(Stored entries)
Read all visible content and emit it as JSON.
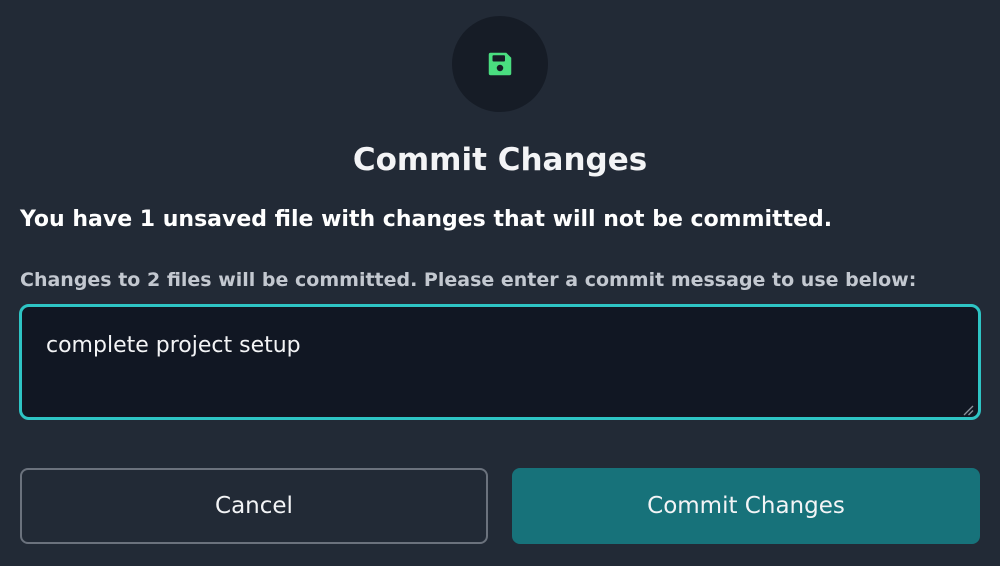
{
  "dialog": {
    "icon": "floppy-disk-icon",
    "icon_color": "#4ade80",
    "title": "Commit Changes",
    "warning": "You have 1 unsaved file with changes that will not be committed.",
    "info": "Changes to 2 files will be committed. Please enter a commit message to use below:",
    "message_value": "complete project setup",
    "cancel_label": "Cancel",
    "commit_label": "Commit Changes"
  },
  "colors": {
    "background": "#222a36",
    "accent": "#2ec4c4",
    "primary_button": "#17727a"
  }
}
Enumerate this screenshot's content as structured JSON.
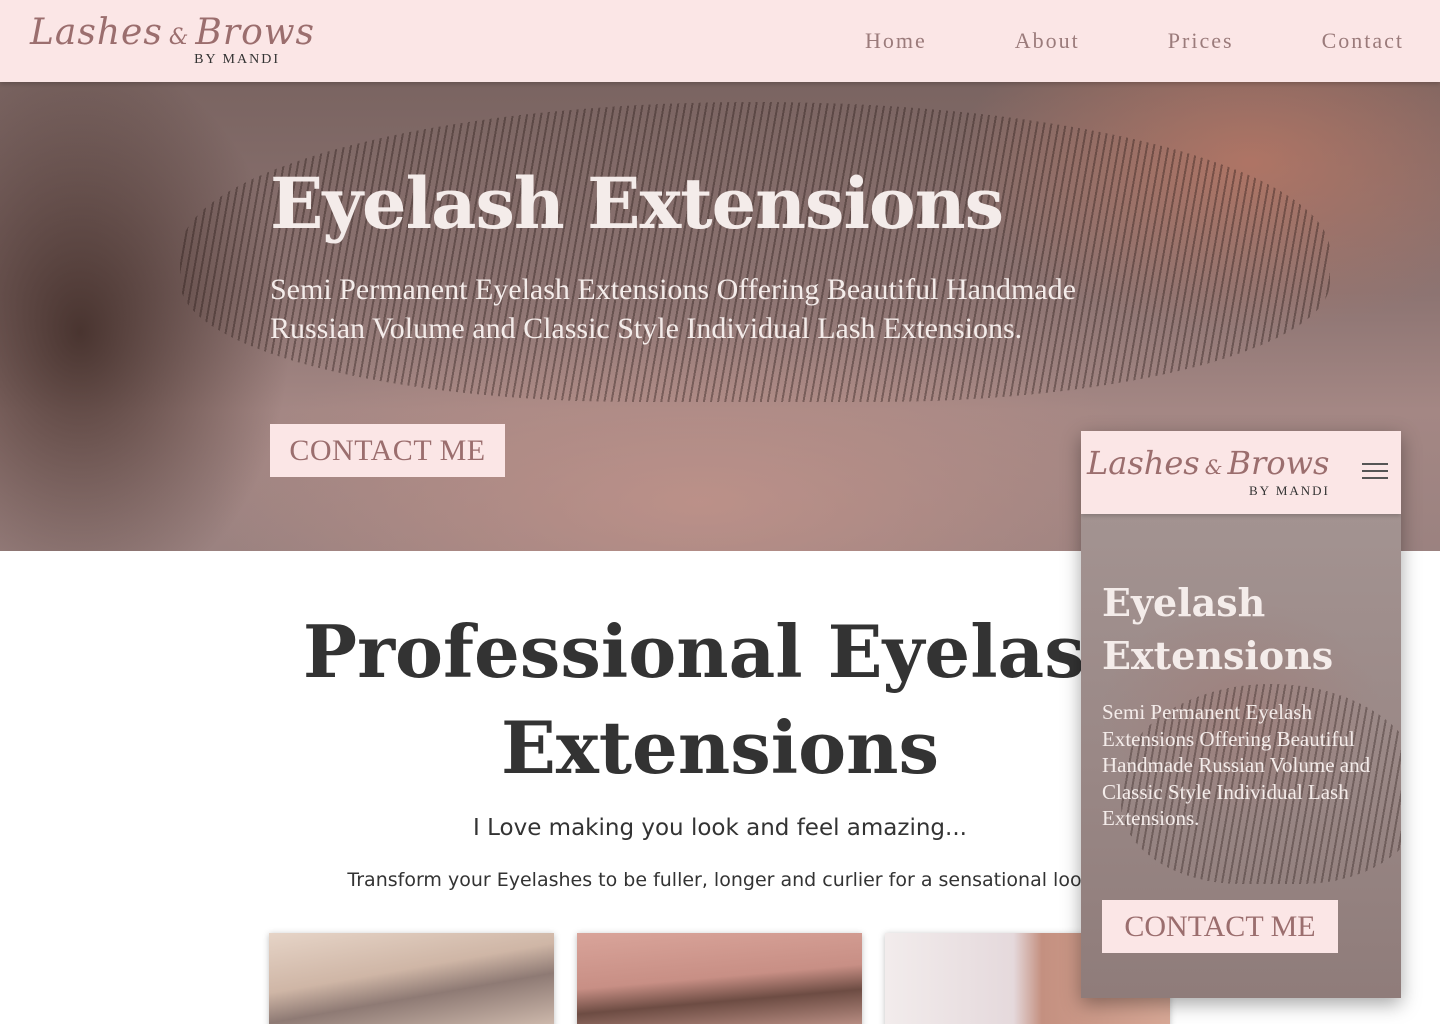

• [REQUIRED TASK] Pictures are excluded; copy every other part of the records exactly.

• [RESPONSE TO THIS EXERCISE]
Read all visible content and emit it as JSON.
{
  "dialog": {
    "icon": "floppy-disk-icon",
    "icon_color": "#4ade80",
    "title": "Commit Changes",
    "warning": "You have 1 unsaved file with changes that will not be committed.",
    "info": "Changes to 2 files will be committed. Please enter a commit message to use below:",
    "message_value": "complete project setup",
    "cancel_label": "Cancel",
    "commit_label": "Commit Changes"
  },
  "colors": {
    "background": "#222a36",
    "accent": "#2ec4c4",
    "primary_button": "#17727a"
  }
}
Enumerate this screenshot's content as structured JSON.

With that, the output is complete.